▼
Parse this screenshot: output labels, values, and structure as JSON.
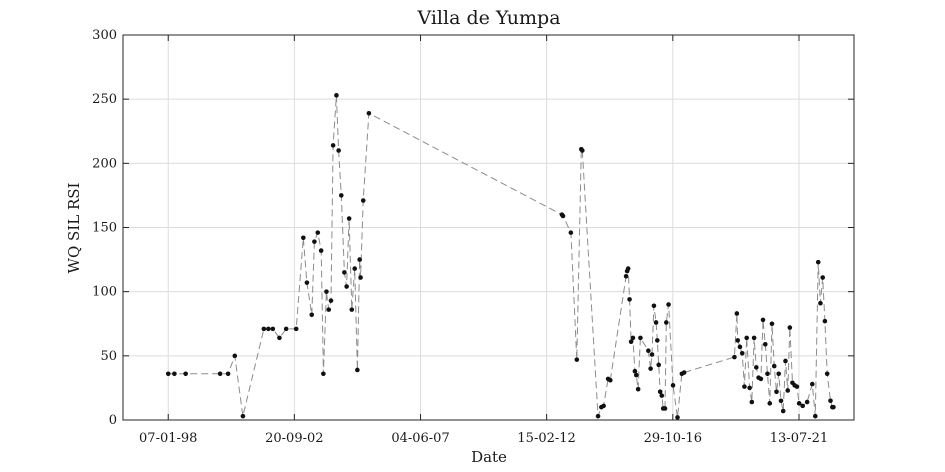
{
  "chart_data": {
    "type": "line",
    "title": "Villa de Yumpa",
    "xlabel": "Date",
    "ylabel": "WQ SIL RSI",
    "xlim": [
      "1996-05-01",
      "2023-08-01"
    ],
    "ylim": [
      0,
      300
    ],
    "x_ticks": [
      "1998-01-07",
      "2002-09-20",
      "2007-06-04",
      "2012-02-15",
      "2016-10-29",
      "2021-07-13"
    ],
    "x_tick_labels": [
      "07-01-98",
      "20-09-02",
      "04-06-07",
      "15-02-12",
      "29-10-16",
      "13-07-21"
    ],
    "y_ticks": [
      0,
      50,
      100,
      150,
      200,
      250,
      300
    ],
    "grid": true,
    "line_style": "dashed",
    "marker": "dot",
    "colors": {
      "line": "#8c8c8c",
      "marker": "#111111",
      "grid": "#dcdcdc",
      "frame": "#262626"
    },
    "series": [
      {
        "points": [
          [
            "1998-01-07",
            36
          ],
          [
            "1998-04-01",
            36
          ],
          [
            "1998-09-01",
            36
          ],
          [
            "1999-12-15",
            36
          ],
          [
            "2000-04-01",
            36
          ],
          [
            "2000-07-01",
            50
          ],
          [
            "2000-10-20",
            3
          ],
          [
            "2001-08-01",
            71
          ],
          [
            "2001-10-01",
            71
          ],
          [
            "2001-12-01",
            71
          ],
          [
            "2002-03-01",
            64
          ],
          [
            "2002-06-01",
            71
          ],
          [
            "2002-10-15",
            71
          ],
          [
            "2003-01-20",
            142
          ],
          [
            "2003-03-10",
            107
          ],
          [
            "2003-05-15",
            82
          ],
          [
            "2003-06-20",
            139
          ],
          [
            "2003-08-05",
            146
          ],
          [
            "2003-09-20",
            132
          ],
          [
            "2003-10-20",
            36
          ],
          [
            "2003-12-01",
            100
          ],
          [
            "2004-01-01",
            86
          ],
          [
            "2004-02-01",
            93
          ],
          [
            "2004-03-01",
            214
          ],
          [
            "2004-04-15",
            253
          ],
          [
            "2004-05-15",
            210
          ],
          [
            "2004-06-20",
            175
          ],
          [
            "2004-08-01",
            115
          ],
          [
            "2004-09-01",
            104
          ],
          [
            "2004-10-05",
            157
          ],
          [
            "2004-11-10",
            86
          ],
          [
            "2004-12-20",
            118
          ],
          [
            "2005-01-25",
            39
          ],
          [
            "2005-02-25",
            125
          ],
          [
            "2005-03-10",
            111
          ],
          [
            "2005-04-15",
            171
          ],
          [
            "2005-07-01",
            239
          ],
          [
            "2012-09-10",
            160
          ],
          [
            "2012-09-25",
            159
          ],
          [
            "2013-01-10",
            146
          ],
          [
            "2013-04-01",
            47
          ],
          [
            "2013-06-01",
            211
          ],
          [
            "2013-06-15",
            210
          ],
          [
            "2014-01-15",
            3
          ],
          [
            "2014-03-01",
            10
          ],
          [
            "2014-04-01",
            11
          ],
          [
            "2014-06-01",
            32
          ],
          [
            "2014-07-01",
            31
          ],
          [
            "2015-02-01",
            112
          ],
          [
            "2015-02-15",
            116
          ],
          [
            "2015-03-01",
            118
          ],
          [
            "2015-03-20",
            94
          ],
          [
            "2015-04-10",
            61
          ],
          [
            "2015-05-05",
            64
          ],
          [
            "2015-06-01",
            38
          ],
          [
            "2015-06-20",
            35
          ],
          [
            "2015-07-15",
            24
          ],
          [
            "2015-08-15",
            64
          ],
          [
            "2015-12-01",
            54
          ],
          [
            "2016-01-01",
            40
          ],
          [
            "2016-01-20",
            51
          ],
          [
            "2016-02-15",
            89
          ],
          [
            "2016-03-15",
            76
          ],
          [
            "2016-04-01",
            62
          ],
          [
            "2016-04-20",
            43
          ],
          [
            "2016-05-10",
            22
          ],
          [
            "2016-06-01",
            19
          ],
          [
            "2016-06-20",
            9
          ],
          [
            "2016-07-15",
            9
          ],
          [
            "2016-08-01",
            76
          ],
          [
            "2016-09-01",
            90
          ],
          [
            "2016-11-01",
            27
          ],
          [
            "2017-01-01",
            2
          ],
          [
            "2017-03-01",
            36
          ],
          [
            "2017-04-01",
            37
          ],
          [
            "2019-02-15",
            49
          ],
          [
            "2019-03-20",
            83
          ],
          [
            "2019-04-01",
            62
          ],
          [
            "2019-05-01",
            57
          ],
          [
            "2019-06-01",
            52
          ],
          [
            "2019-07-01",
            26
          ],
          [
            "2019-08-01",
            64
          ],
          [
            "2019-09-10",
            25
          ],
          [
            "2019-10-10",
            14
          ],
          [
            "2019-11-10",
            64
          ],
          [
            "2019-12-10",
            41
          ],
          [
            "2020-01-10",
            33
          ],
          [
            "2020-02-10",
            32
          ],
          [
            "2020-03-10",
            78
          ],
          [
            "2020-04-10",
            59
          ],
          [
            "2020-05-10",
            36
          ],
          [
            "2020-06-10",
            13
          ],
          [
            "2020-07-10",
            75
          ],
          [
            "2020-08-10",
            42
          ],
          [
            "2020-09-10",
            22
          ],
          [
            "2020-10-10",
            36
          ],
          [
            "2020-11-10",
            15
          ],
          [
            "2020-12-10",
            7
          ],
          [
            "2021-01-10",
            46
          ],
          [
            "2021-02-10",
            23
          ],
          [
            "2021-03-10",
            72
          ],
          [
            "2021-04-15",
            29
          ],
          [
            "2021-05-15",
            27
          ],
          [
            "2021-06-15",
            26
          ],
          [
            "2021-07-15",
            13
          ],
          [
            "2021-09-01",
            11
          ],
          [
            "2021-11-01",
            14
          ],
          [
            "2022-01-10",
            28
          ],
          [
            "2022-02-20",
            3
          ],
          [
            "2022-04-01",
            123
          ],
          [
            "2022-05-01",
            91
          ],
          [
            "2022-06-01",
            111
          ],
          [
            "2022-07-01",
            77
          ],
          [
            "2022-08-01",
            36
          ],
          [
            "2022-09-15",
            15
          ],
          [
            "2022-10-10",
            10
          ],
          [
            "2022-10-25",
            10
          ]
        ]
      }
    ]
  }
}
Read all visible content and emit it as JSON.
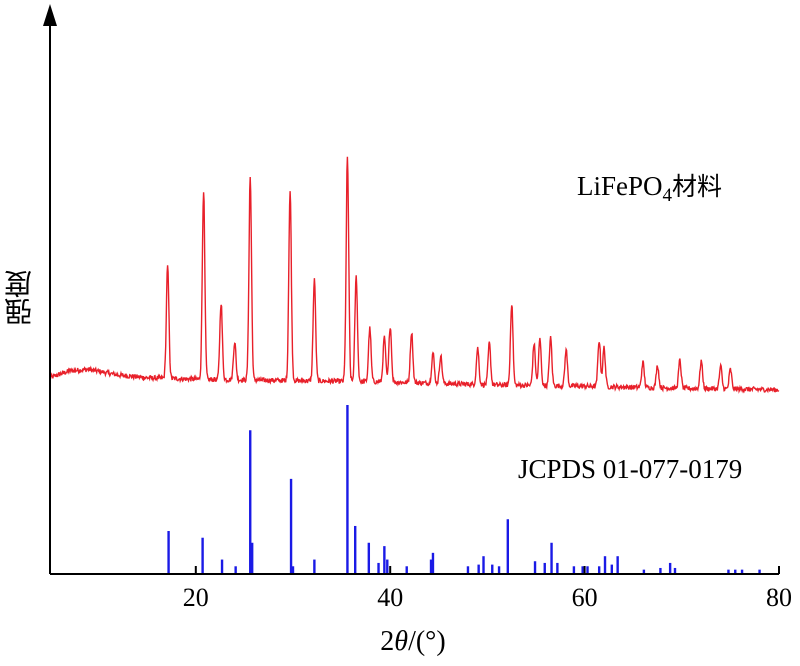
▲
=== Stated task ===
Give back the whole listing as it stands, minus its pictures.

=== Result of the task ===
Parse this screenshot: output labels, values, and structure as JSON.
{
  "chart_data": {
    "type": "line",
    "title": "Villa de Yumpa",
    "xlabel": "Date",
    "ylabel": "WQ SIL RSI",
    "xlim": [
      "1996-05-01",
      "2023-08-01"
    ],
    "ylim": [
      0,
      300
    ],
    "x_ticks": [
      "1998-01-07",
      "2002-09-20",
      "2007-06-04",
      "2012-02-15",
      "2016-10-29",
      "2021-07-13"
    ],
    "x_tick_labels": [
      "07-01-98",
      "20-09-02",
      "04-06-07",
      "15-02-12",
      "29-10-16",
      "13-07-21"
    ],
    "y_ticks": [
      0,
      50,
      100,
      150,
      200,
      250,
      300
    ],
    "grid": true,
    "line_style": "dashed",
    "marker": "dot",
    "colors": {
      "line": "#8c8c8c",
      "marker": "#111111",
      "grid": "#dcdcdc",
      "frame": "#262626"
    },
    "series": [
      {
        "points": [
          [
            "1998-01-07",
            36
          ],
          [
            "1998-04-01",
            36
          ],
          [
            "1998-09-01",
            36
          ],
          [
            "1999-12-15",
            36
          ],
          [
            "2000-04-01",
            36
          ],
          [
            "2000-07-01",
            50
          ],
          [
            "2000-10-20",
            3
          ],
          [
            "2001-08-01",
            71
          ],
          [
            "2001-10-01",
            71
          ],
          [
            "2001-12-01",
            71
          ],
          [
            "2002-03-01",
            64
          ],
          [
            "2002-06-01",
            71
          ],
          [
            "2002-10-15",
            71
          ],
          [
            "2003-01-20",
            142
          ],
          [
            "2003-03-10",
            107
          ],
          [
            "2003-05-15",
            82
          ],
          [
            "2003-06-20",
            139
          ],
          [
            "2003-08-05",
            146
          ],
          [
            "2003-09-20",
            132
          ],
          [
            "2003-10-20",
            36
          ],
          [
            "2003-12-01",
            100
          ],
          [
            "2004-01-01",
            86
          ],
          [
            "2004-02-01",
            93
          ],
          [
            "2004-03-01",
            214
          ],
          [
            "2004-04-15",
            253
          ],
          [
            "2004-05-15",
            210
          ],
          [
            "2004-06-20",
            175
          ],
          [
            "2004-08-01",
            115
          ],
          [
            "2004-09-01",
            104
          ],
          [
            "2004-10-05",
            157
          ],
          [
            "2004-11-10",
            86
          ],
          [
            "2004-12-20",
            118
          ],
          [
            "2005-01-25",
            39
          ],
          [
            "2005-02-25",
            125
          ],
          [
            "2005-03-10",
            111
          ],
          [
            "2005-04-15",
            171
          ],
          [
            "2005-07-01",
            239
          ],
          [
            "2012-09-10",
            160
          ],
          [
            "2012-09-25",
            159
          ],
          [
            "2013-01-10",
            146
          ],
          [
            "2013-04-01",
            47
          ],
          [
            "2013-06-01",
            211
          ],
          [
            "2013-06-15",
            210
          ],
          [
            "2014-01-15",
            3
          ],
          [
            "2014-03-01",
            10
          ],
          [
            "2014-04-01",
            11
          ],
          [
            "2014-06-01",
            32
          ],
          [
            "2014-07-01",
            31
          ],
          [
            "2015-02-01",
            112
          ],
          [
            "2015-02-15",
            116
          ],
          [
            "2015-03-01",
            118
          ],
          [
            "2015-03-20",
            94
          ],
          [
            "2015-04-10",
            61
          ],
          [
            "2015-05-05",
            64
          ],
          [
            "2015-06-01",
            38
          ],
          [
            "2015-06-20",
            35
          ],
          [
            "2015-07-15",
            24
          ],
          [
            "2015-08-15",
            64
          ],
          [
            "2015-12-01",
            54
          ],
          [
            "2016-01-01",
            40
          ],
          [
            "2016-01-20",
            51
          ],
          [
            "2016-02-15",
            89
          ],
          [
            "2016-03-15",
            76
          ],
          [
            "2016-04-01",
            62
          ],
          [
            "2016-04-20",
            43
          ],
          [
            "2016-05-10",
            22
          ],
          [
            "2016-06-01",
            19
          ],
          [
            "2016-06-20",
            9
          ],
          [
            "2016-07-15",
            9
          ],
          [
            "2016-08-01",
            76
          ],
          [
            "2016-09-01",
            90
          ],
          [
            "2016-11-01",
            27
          ],
          [
            "2017-01-01",
            2
          ],
          [
            "2017-03-01",
            36
          ],
          [
            "2017-04-01",
            37
          ],
          [
            "2019-02-15",
            49
          ],
          [
            "2019-03-20",
            83
          ],
          [
            "2019-04-01",
            62
          ],
          [
            "2019-05-01",
            57
          ],
          [
            "2019-06-01",
            52
          ],
          [
            "2019-07-01",
            26
          ],
          [
            "2019-08-01",
            64
          ],
          [
            "2019-09-10",
            25
          ],
          [
            "2019-10-10",
            14
          ],
          [
            "2019-11-10",
            64
          ],
          [
            "2019-12-10",
            41
          ],
          [
            "2020-01-10",
            33
          ],
          [
            "2020-02-10",
            32
          ],
          [
            "2020-03-10",
            78
          ],
          [
            "2020-04-10",
            59
          ],
          [
            "2020-05-10",
            36
          ],
          [
            "2020-06-10",
            13
          ],
          [
            "2020-07-10",
            75
          ],
          [
            "2020-08-10",
            42
          ],
          [
            "2020-09-10",
            22
          ],
          [
            "2020-10-10",
            36
          ],
          [
            "2020-11-10",
            15
          ],
          [
            "2020-12-10",
            7
          ],
          [
            "2021-01-10",
            46
          ],
          [
            "2021-02-10",
            23
          ],
          [
            "2021-03-10",
            72
          ],
          [
            "2021-04-15",
            29
          ],
          [
            "2021-05-15",
            27
          ],
          [
            "2021-06-15",
            26
          ],
          [
            "2021-07-15",
            13
          ],
          [
            "2021-09-01",
            11
          ],
          [
            "2021-11-01",
            14
          ],
          [
            "2022-01-10",
            28
          ],
          [
            "2022-02-20",
            3
          ],
          [
            "2022-04-01",
            123
          ],
          [
            "2022-05-01",
            91
          ],
          [
            "2022-06-01",
            111
          ],
          [
            "2022-07-01",
            77
          ],
          [
            "2022-08-01",
            36
          ],
          [
            "2022-09-15",
            15
          ],
          [
            "2022-10-10",
            10
          ],
          [
            "2022-10-25",
            10
          ]
        ]
      }
    ]
  }
}
Read all visible content and emit it as JSON.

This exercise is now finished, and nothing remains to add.